§ EXERCISE AIM
Return all lines that include the string "izany".

[Items from a data source]
-- BEGIN --

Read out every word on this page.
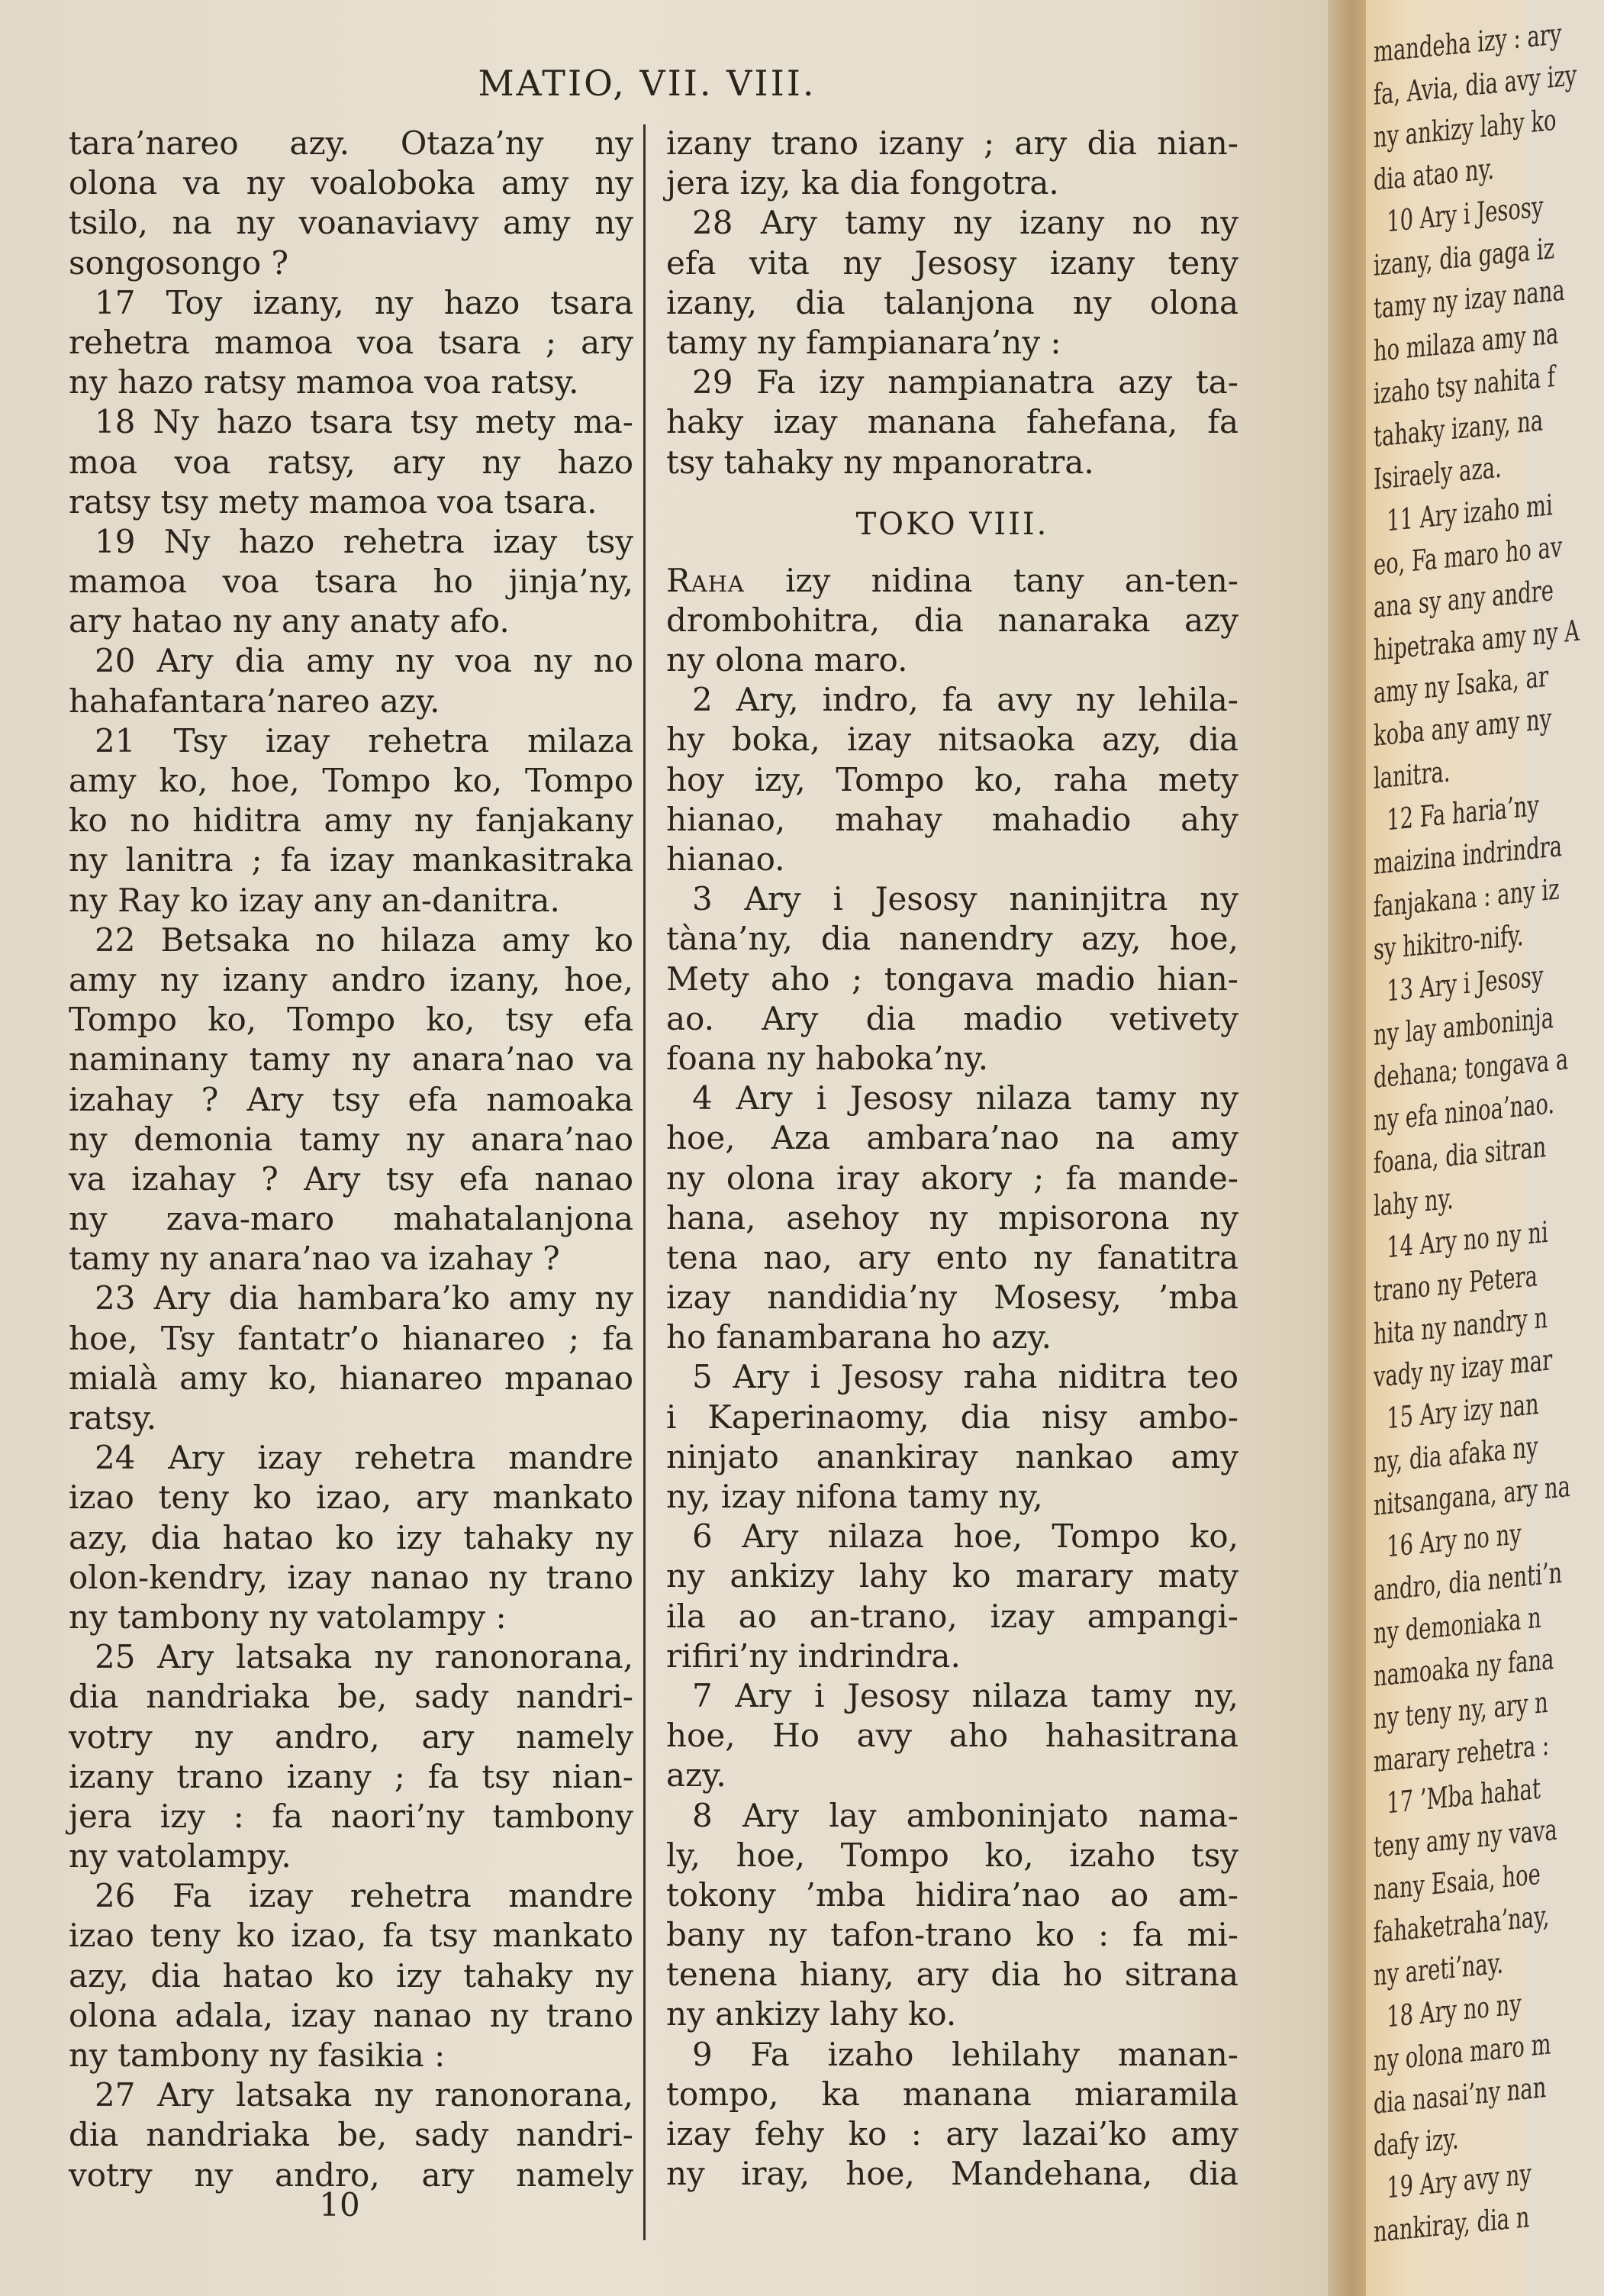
MATIO, VII. VIII.
tara’nareo azy. Otaza’ny ny
olona va ny voaloboka amy ny
tsilo, na ny voanaviavy amy ny
songosongo ?
17 Toy izany, ny hazo tsara
rehetra mamoa voa tsara ; ary
ny hazo ratsy mamoa voa ratsy.
18 Ny hazo tsara tsy mety ma-
moa voa ratsy, ary ny hazo
ratsy tsy mety mamoa voa tsara.
19 Ny hazo rehetra izay tsy
mamoa voa tsara ho jinja’ny,
ary hatao ny any anaty afo.
20 Ary dia amy ny voa ny no
hahafantara’nareo azy.
21 Tsy izay rehetra milaza
amy ko, hoe, Tompo ko, Tompo
ko no hiditra amy ny fanjakany
ny lanitra ; fa izay mankasitraka
ny Ray ko izay any an-danitra.
22 Betsaka no hilaza amy ko
amy ny izany andro izany, hoe,
Tompo ko, Tompo ko, tsy efa
naminany tamy ny anara’nao va
izahay ? Ary tsy efa namoaka
ny demonia tamy ny anara’nao
va izahay ? Ary tsy efa nanao
ny zava-maro mahatalanjona
tamy ny anara’nao va izahay ?
23 Ary dia hambara’ko amy ny
hoe, Tsy fantatr’o hianareo ; fa
mialà amy ko, hianareo mpanao
ratsy.
24 Ary izay rehetra mandre
izao teny ko izao, ary mankato
azy, dia hatao ko izy tahaky ny
olon-kendry, izay nanao ny trano
ny tambony ny vatolampy :
25 Ary latsaka ny ranonorana,
dia nandriaka be, sady nandri-
votry ny andro, ary namely
izany trano izany ; fa tsy nian-
jera izy : fa naori’ny tambony
ny vatolampy.
26 Fa izay rehetra mandre
izao teny ko izao, fa tsy mankato
azy, dia hatao ko izy tahaky ny
olona adala, izay nanao ny trano
ny tambony ny fasikia :
27 Ary latsaka ny ranonorana,
dia nandriaka be, sady nandri-
votry ny andro, ary namely
izany trano izany ; ary dia nian-
jera izy, ka dia fongotra.
28 Ary tamy ny izany no ny
efa vita ny Jesosy izany teny
izany, dia talanjona ny olona
tamy ny fampianara’ny :
29 Fa izy nampianatra azy ta-
haky izay manana fahefana, fa
tsy tahaky ny mpanoratra.
TOKO VIII.
Raha izy nidina tany an-ten-
drombohitra, dia nanaraka azy
ny olona maro.
2 Ary, indro, fa avy ny lehila-
hy boka, izay nitsaoka azy, dia
hoy izy, Tompo ko, raha mety
hianao, mahay mahadio ahy
hianao.
3 Ary i Jesosy naninjitra ny
tàna’ny, dia nanendry azy, hoe,
Mety aho ; tongava madio hian-
ao. Ary dia madio vetivety
foana ny haboka’ny.
4 Ary i Jesosy nilaza tamy ny
hoe, Aza ambara’nao na amy
ny olona iray akory ; fa mande-
hana, asehoy ny mpisorona ny
tena nao, ary ento ny fanatitra
izay nandidia’ny Mosesy, ’mba
ho fanambarana ho azy.
5 Ary i Jesosy raha niditra teo
i Kaperinaomy, dia nisy ambo-
ninjato anankiray nankao amy
ny, izay nifona tamy ny,
6 Ary nilaza hoe, Tompo ko,
ny ankizy lahy ko marary maty
ila ao an-trano, izay ampangi-
rifiri’ny indrindra.
7 Ary i Jesosy nilaza tamy ny,
hoe, Ho avy aho hahasitrana
azy.
8 Ary lay amboninjato nama-
ly, hoe, Tompo ko, izaho tsy
tokony ’mba hidira’nao ao am-
bany ny tafon-trano ko : fa mi-
tenena hiany, ary dia ho sitrana
ny ankizy lahy ko.
9 Fa izaho lehilahy manan-
tompo, ka manana miaramila
izay fehy ko : ary lazai’ko amy
ny iray, hoe, Mandehana, dia
10
mandeha izy : ary
fa, Avia, dia avy izy
ny ankizy lahy ko
dia atao ny.
10 Ary i Jesosy
izany, dia gaga iz
tamy ny izay nana
ho milaza amy na
izaho tsy nahita f
tahaky izany, na
Isiraely aza.
11 Ary izaho mi
eo, Fa maro ho av
ana sy any andre
hipetraka amy ny A
amy ny Isaka, ar
koba any amy ny
lanitra.
12 Fa haria’ny
maizina indrindra
fanjakana : any iz
sy hikitro-nify.
13 Ary i Jesosy
ny lay amboninja
dehana; tongava a
ny efa ninoa’nao.
foana, dia sitran
lahy ny.
14 Ary no ny ni
trano ny Petera
hita ny nandry n
vady ny izay mar
15 Ary izy nan
ny, dia afaka ny
nitsangana, ary na
16 Ary no ny
andro, dia nenti’n
ny demoniaka n
namoaka ny fana
ny teny ny, ary n
marary rehetra :
17 ’Mba hahat
teny amy ny vava
nany Esaia, hoe
fahaketraha’nay,
ny areti’nay.
18 Ary no ny
ny olona maro m
dia nasai’ny nan
dafy izy.
19 Ary avy ny
nankiray, dia n
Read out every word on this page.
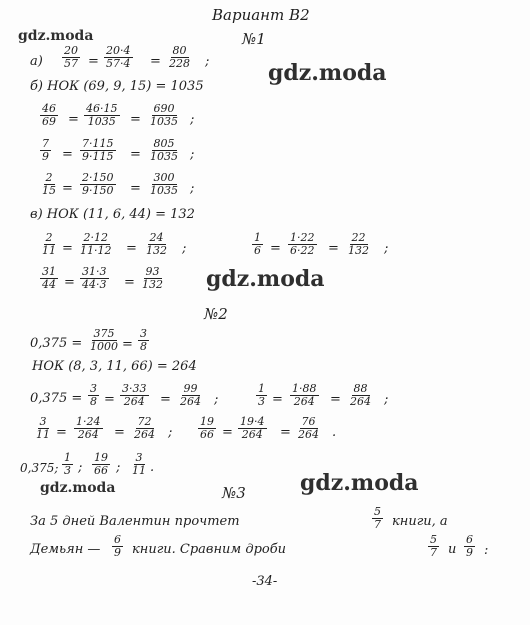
Вариант В2
gdz.moda
gdz.moda
gdz.moda
gdz.moda	gdz.moda
№1
$а) \frac{20}{57} = \frac{20\cdot 4}{57\cdot 4} = \frac{80}{228}$ ;
б) НОК (69, 9, 15) = 1035
$\frac{46}{69} = \frac{46\cdot 15}{1035} = \frac{690}{1035}$ ;
$\frac{7}{9} = \frac{7\cdot 115}{9\cdot 115} = \frac{805}{1035}$ ;
$\frac{2}{15} = \frac{2\cdot 150}{9\cdot 150} = \frac{300}{1035}$ ;
в) НОК (11, 6, 44) = 132
$\frac{2}{11} = \frac{2\cdot 12}{11\cdot 12} = \frac{24}{132}$ ;	$\frac{1}{6} = \frac{1\cdot 22}{6\cdot 22} = \frac{22}{132}$ ;
$\frac{31}{44} = \frac{31\cdot 3}{44\cdot 3} = \frac{93}{132}$
№2
$0,375 = \frac{375}{1000} = \frac{3}{8}$
НОК (8, 3, 11, 66) = 264
$0,375 = \frac{3}{8} = \frac{3\cdot 33}{264} = \frac{99}{264}$ ;	$\frac{1}{3} = \frac{1\cdot 88}{264} = \frac{88}{264}$ ;
$\frac{3}{11} = \frac{1\cdot 24}{264} = \frac{72}{264}$ ; $\frac{19}{66} = \frac{19\cdot 4}{264} = \frac{76}{264}$ .
0,375; $\frac{1}{3}$ ; $\frac{19}{66}$ ; $\frac{3}{11}$ .
№3
За 5 дней Валентин прочтет	$\frac{5}{7}$ книги, а
Демьян — $\frac{6}{9}$ книги. Сравним дроби	$\frac{5}{7}$ и $\frac{6}{9}$ :
-34-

-- END --

§ SOLVED PROBLEM
17 Toy izany, ny hazo tsara
amy ny izany andro izany, hoe,
izany trano izany ; fa tsy nian-
izany trano izany ; ary dia nian-
28 Ary tamy ny izany no ny
efa vita ny Jesosy izany teny
izany, dia talanjona ny olona
izany, dia gaga iz
tahaky izany, na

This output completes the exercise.